__Your instructions__
Keep the pictures out of the copy and print all the entries below exactly.

Dataset items
>>>
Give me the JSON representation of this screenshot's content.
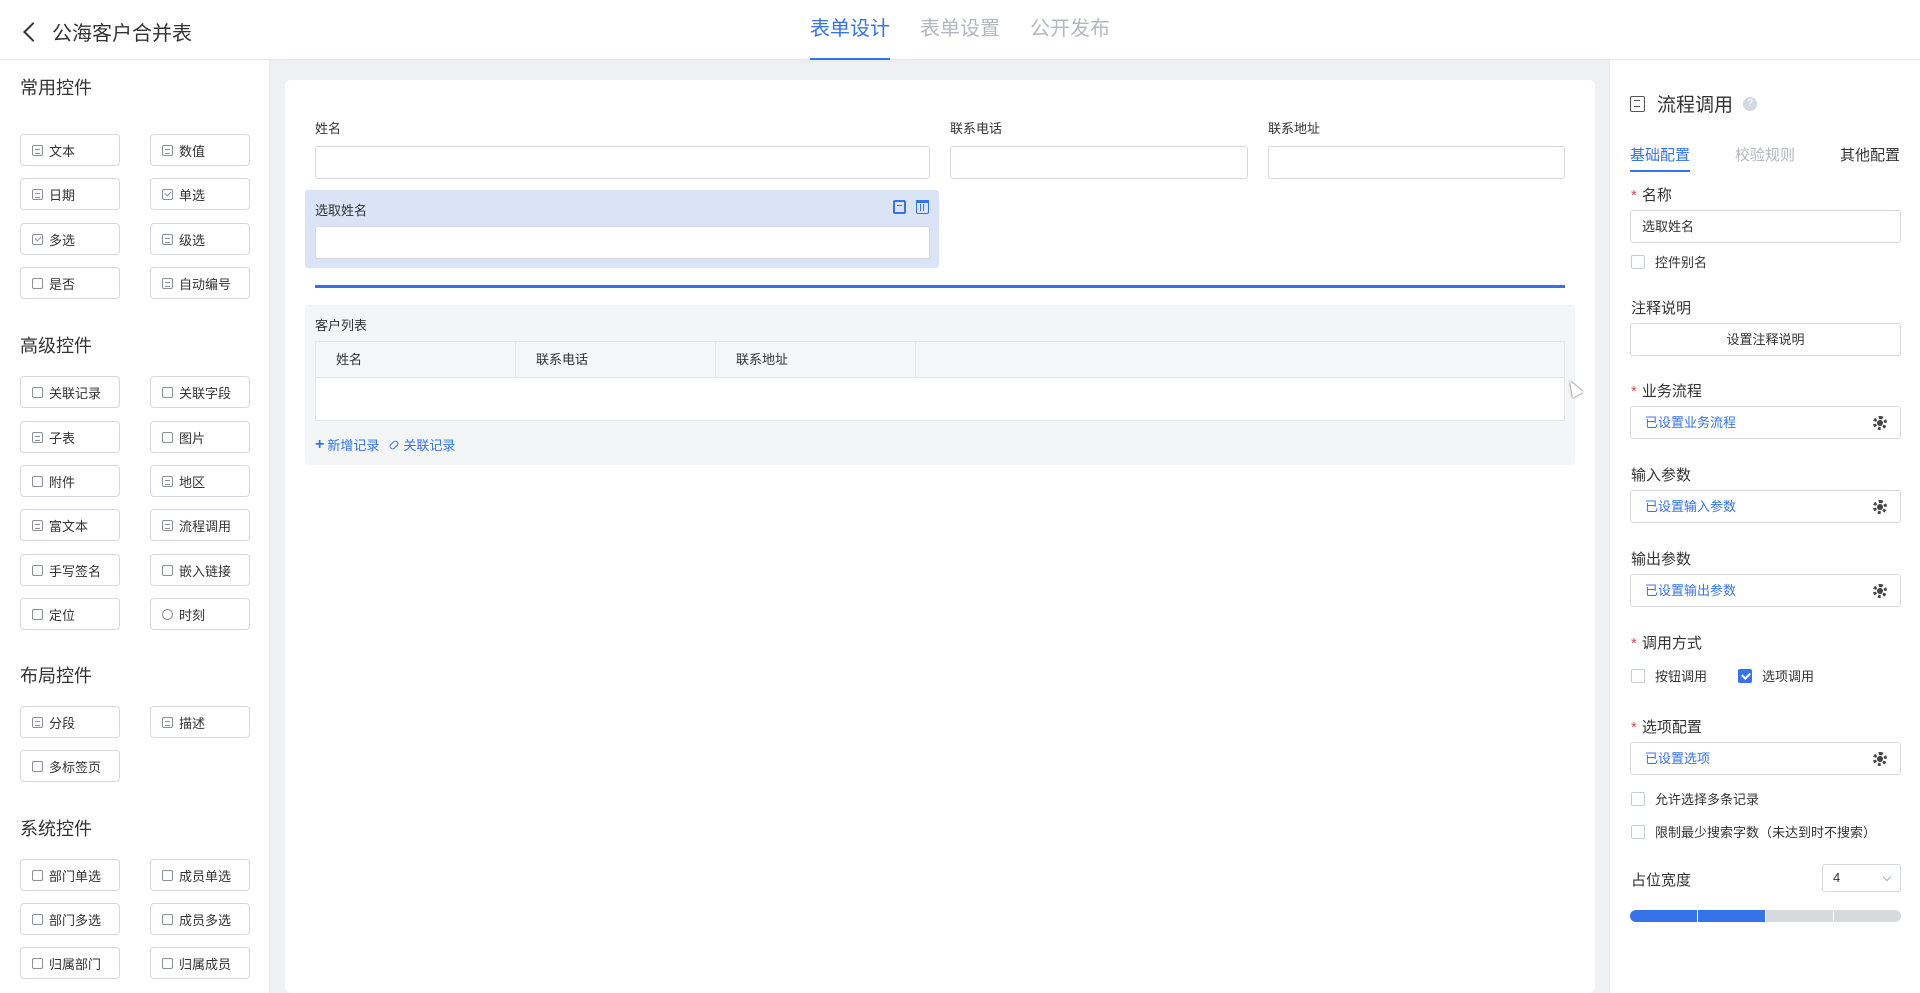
{
  "header": {
    "back_title": "公海客户合并表",
    "tabs": [
      {
        "label": "表单设计",
        "active": true
      },
      {
        "label": "表单设置",
        "active": false
      },
      {
        "label": "公开发布",
        "active": false
      }
    ]
  },
  "sidebar": {
    "groups": [
      {
        "title": "常用控件",
        "items": [
          {
            "label": "文本",
            "icon": "text-icon"
          },
          {
            "label": "数值",
            "icon": "number-icon"
          },
          {
            "label": "日期",
            "icon": "date-icon"
          },
          {
            "label": "单选",
            "icon": "radio-icon"
          },
          {
            "label": "多选",
            "icon": "checkbox-icon"
          },
          {
            "label": "级选",
            "icon": "cascade-icon"
          },
          {
            "label": "是否",
            "icon": "yes-no-icon"
          },
          {
            "label": "自动编号",
            "icon": "auto-number-icon"
          }
        ]
      },
      {
        "title": "高级控件",
        "items": [
          {
            "label": "关联记录",
            "icon": "related-record-icon"
          },
          {
            "label": "关联字段",
            "icon": "related-field-icon"
          },
          {
            "label": "子表",
            "icon": "subtable-icon"
          },
          {
            "label": "图片",
            "icon": "image-icon"
          },
          {
            "label": "附件",
            "icon": "attachment-icon"
          },
          {
            "label": "地区",
            "icon": "region-icon"
          },
          {
            "label": "富文本",
            "icon": "rich-text-icon"
          },
          {
            "label": "流程调用",
            "icon": "process-call-icon"
          },
          {
            "label": "手写签名",
            "icon": "signature-icon"
          },
          {
            "label": "嵌入链接",
            "icon": "embed-link-icon"
          },
          {
            "label": "定位",
            "icon": "location-icon"
          },
          {
            "label": "时刻",
            "icon": "clock-icon"
          }
        ]
      },
      {
        "title": "布局控件",
        "items": [
          {
            "label": "分段",
            "icon": "section-icon"
          },
          {
            "label": "描述",
            "icon": "description-icon"
          },
          {
            "label": "多标签页",
            "icon": "multi-tab-icon"
          }
        ]
      },
      {
        "title": "系统控件",
        "items": [
          {
            "label": "部门单选",
            "icon": "dept-single-icon"
          },
          {
            "label": "成员单选",
            "icon": "member-single-icon"
          },
          {
            "label": "部门多选",
            "icon": "dept-multi-icon"
          },
          {
            "label": "成员多选",
            "icon": "member-multi-icon"
          },
          {
            "label": "归属部门",
            "icon": "owner-dept-icon"
          },
          {
            "label": "归属成员",
            "icon": "owner-member-icon"
          }
        ]
      }
    ]
  },
  "canvas": {
    "fields": [
      {
        "label": "姓名",
        "value": ""
      },
      {
        "label": "联系电话",
        "value": ""
      },
      {
        "label": "联系地址",
        "value": ""
      }
    ],
    "selected_field": {
      "label": "选取姓名",
      "value": ""
    },
    "subform": {
      "title": "客户列表",
      "columns": [
        "姓名",
        "联系电话",
        "联系地址"
      ],
      "add_label": "新增记录",
      "link_label": "关联记录"
    }
  },
  "panel": {
    "title": "流程调用",
    "tabs": [
      {
        "label": "基础配置",
        "active": true
      },
      {
        "label": "校验规则",
        "active": false
      },
      {
        "label": "其他配置",
        "active": false
      }
    ],
    "name_label": "名称",
    "name_value": "选取姓名",
    "alias_label": "控件别名",
    "alias_checked": false,
    "note_label": "注释说明",
    "note_button": "设置注释说明",
    "process_label": "业务流程",
    "process_value": "已设置业务流程",
    "input_label": "输入参数",
    "input_value": "已设置输入参数",
    "output_label": "输出参数",
    "output_value": "已设置输出参数",
    "call_mode_label": "调用方式",
    "call_modes": [
      {
        "label": "按钮调用",
        "checked": false
      },
      {
        "label": "选项调用",
        "checked": true
      }
    ],
    "option_config_label": "选项配置",
    "option_config_value": "已设置选项",
    "allow_multi_label": "允许选择多条记录",
    "allow_multi_checked": false,
    "min_search_label": "限制最少搜索字数（未达到时不搜索）",
    "min_search_checked": false,
    "width_label": "占位宽度",
    "width_value": "4",
    "width_fraction": 0.5
  },
  "colors": {
    "accent": "#3574e8",
    "required": "#e84a4a",
    "selected_bg": "#dbe3f7"
  }
}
<<<
__Exercise answer__
Give me the JSON representation of this screenshot's content.
{
  "header": {
    "back_title": "公海客户合并表",
    "tabs": [
      {
        "label": "表单设计",
        "active": true
      },
      {
        "label": "表单设置",
        "active": false
      },
      {
        "label": "公开发布",
        "active": false
      }
    ]
  },
  "sidebar": {
    "groups": [
      {
        "title": "常用控件",
        "items": [
          {
            "label": "文本",
            "icon": "text-icon"
          },
          {
            "label": "数值",
            "icon": "number-icon"
          },
          {
            "label": "日期",
            "icon": "date-icon"
          },
          {
            "label": "单选",
            "icon": "radio-icon"
          },
          {
            "label": "多选",
            "icon": "checkbox-icon"
          },
          {
            "label": "级选",
            "icon": "cascade-icon"
          },
          {
            "label": "是否",
            "icon": "yes-no-icon"
          },
          {
            "label": "自动编号",
            "icon": "auto-number-icon"
          }
        ]
      },
      {
        "title": "高级控件",
        "items": [
          {
            "label": "关联记录",
            "icon": "related-record-icon"
          },
          {
            "label": "关联字段",
            "icon": "related-field-icon"
          },
          {
            "label": "子表",
            "icon": "subtable-icon"
          },
          {
            "label": "图片",
            "icon": "image-icon"
          },
          {
            "label": "附件",
            "icon": "attachment-icon"
          },
          {
            "label": "地区",
            "icon": "region-icon"
          },
          {
            "label": "富文本",
            "icon": "rich-text-icon"
          },
          {
            "label": "流程调用",
            "icon": "process-call-icon"
          },
          {
            "label": "手写签名",
            "icon": "signature-icon"
          },
          {
            "label": "嵌入链接",
            "icon": "embed-link-icon"
          },
          {
            "label": "定位",
            "icon": "location-icon"
          },
          {
            "label": "时刻",
            "icon": "clock-icon"
          }
        ]
      },
      {
        "title": "布局控件",
        "items": [
          {
            "label": "分段",
            "icon": "section-icon"
          },
          {
            "label": "描述",
            "icon": "description-icon"
          },
          {
            "label": "多标签页",
            "icon": "multi-tab-icon"
          }
        ]
      },
      {
        "title": "系统控件",
        "items": [
          {
            "label": "部门单选",
            "icon": "dept-single-icon"
          },
          {
            "label": "成员单选",
            "icon": "member-single-icon"
          },
          {
            "label": "部门多选",
            "icon": "dept-multi-icon"
          },
          {
            "label": "成员多选",
            "icon": "member-multi-icon"
          },
          {
            "label": "归属部门",
            "icon": "owner-dept-icon"
          },
          {
            "label": "归属成员",
            "icon": "owner-member-icon"
          }
        ]
      }
    ]
  },
  "canvas": {
    "fields": [
      {
        "label": "姓名",
        "value": ""
      },
      {
        "label": "联系电话",
        "value": ""
      },
      {
        "label": "联系地址",
        "value": ""
      }
    ],
    "selected_field": {
      "label": "选取姓名",
      "value": ""
    },
    "subform": {
      "title": "客户列表",
      "columns": [
        "姓名",
        "联系电话",
        "联系地址"
      ],
      "add_label": "新增记录",
      "link_label": "关联记录"
    }
  },
  "panel": {
    "title": "流程调用",
    "tabs": [
      {
        "label": "基础配置",
        "active": true
      },
      {
        "label": "校验规则",
        "active": false
      },
      {
        "label": "其他配置",
        "active": false
      }
    ],
    "name_label": "名称",
    "name_value": "选取姓名",
    "alias_label": "控件别名",
    "alias_checked": false,
    "note_label": "注释说明",
    "note_button": "设置注释说明",
    "process_label": "业务流程",
    "process_value": "已设置业务流程",
    "input_label": "输入参数",
    "input_value": "已设置输入参数",
    "output_label": "输出参数",
    "output_value": "已设置输出参数",
    "call_mode_label": "调用方式",
    "call_modes": [
      {
        "label": "按钮调用",
        "checked": false
      },
      {
        "label": "选项调用",
        "checked": true
      }
    ],
    "option_config_label": "选项配置",
    "option_config_value": "已设置选项",
    "allow_multi_label": "允许选择多条记录",
    "allow_multi_checked": false,
    "min_search_label": "限制最少搜索字数（未达到时不搜索）",
    "min_search_checked": false,
    "width_label": "占位宽度",
    "width_value": "4",
    "width_fraction": 0.5
  },
  "colors": {
    "accent": "#3574e8",
    "required": "#e84a4a",
    "selected_bg": "#dbe3f7"
  }
}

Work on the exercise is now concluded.